- [Required work] Extract the complete listing and repeat it word for word.

- [Raw records]
>>
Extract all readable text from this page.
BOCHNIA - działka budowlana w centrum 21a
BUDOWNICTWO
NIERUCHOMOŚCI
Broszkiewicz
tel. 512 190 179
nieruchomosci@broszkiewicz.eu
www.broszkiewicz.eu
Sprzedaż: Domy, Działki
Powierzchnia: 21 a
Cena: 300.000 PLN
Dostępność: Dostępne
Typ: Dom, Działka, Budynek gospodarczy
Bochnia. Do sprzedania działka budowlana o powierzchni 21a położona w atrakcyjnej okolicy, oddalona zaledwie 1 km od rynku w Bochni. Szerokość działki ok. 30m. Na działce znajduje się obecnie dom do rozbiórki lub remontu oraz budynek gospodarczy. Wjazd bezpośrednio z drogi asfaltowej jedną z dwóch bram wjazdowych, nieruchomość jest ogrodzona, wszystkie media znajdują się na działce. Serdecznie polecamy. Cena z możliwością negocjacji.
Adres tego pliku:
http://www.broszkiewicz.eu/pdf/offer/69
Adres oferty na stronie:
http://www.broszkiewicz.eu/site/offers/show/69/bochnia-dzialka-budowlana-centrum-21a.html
<<
- [Exercise result]
Extract all readable text from this page.
BOCHNIA - działka budowlana w centrum 21a
BUDOWNICTWO
NIERUCHOMOŚCI
Broszkiewicz
tel. 512 190 179
nieruchomosci@broszkiewicz.eu
www.broszkiewicz.eu
Sprzedaż: Domy, Działki
Powierzchnia: 21 a
Cena: 300.000 PLN
Dostępność: Dostępne
Typ: Dom, Działka, Budynek gospodarczy
Bochnia. Do sprzedania działka budowlana o powierzchni 21a położona w atrakcyjnej okolicy, oddalona zaledwie 1 km od rynku w Bochni. Szerokość działki ok. 30m. Na działce znajduje się obecnie dom do rozbiórki lub remontu oraz budynek gospodarczy. Wjazd bezpośrednio z drogi asfaltowej jedną z dwóch bram wjazdowych, nieruchomość jest ogrodzona, wszystkie media znajdują się na działce. Serdecznie polecamy. Cena z możliwością negocjacji.
Adres tego pliku:
http://www.broszkiewicz.eu/pdf/offer/69
Adres oferty na stronie:
http://www.broszkiewicz.eu/site/offers/show/69/bochnia-dzialka-budowlana-centrum-21a.html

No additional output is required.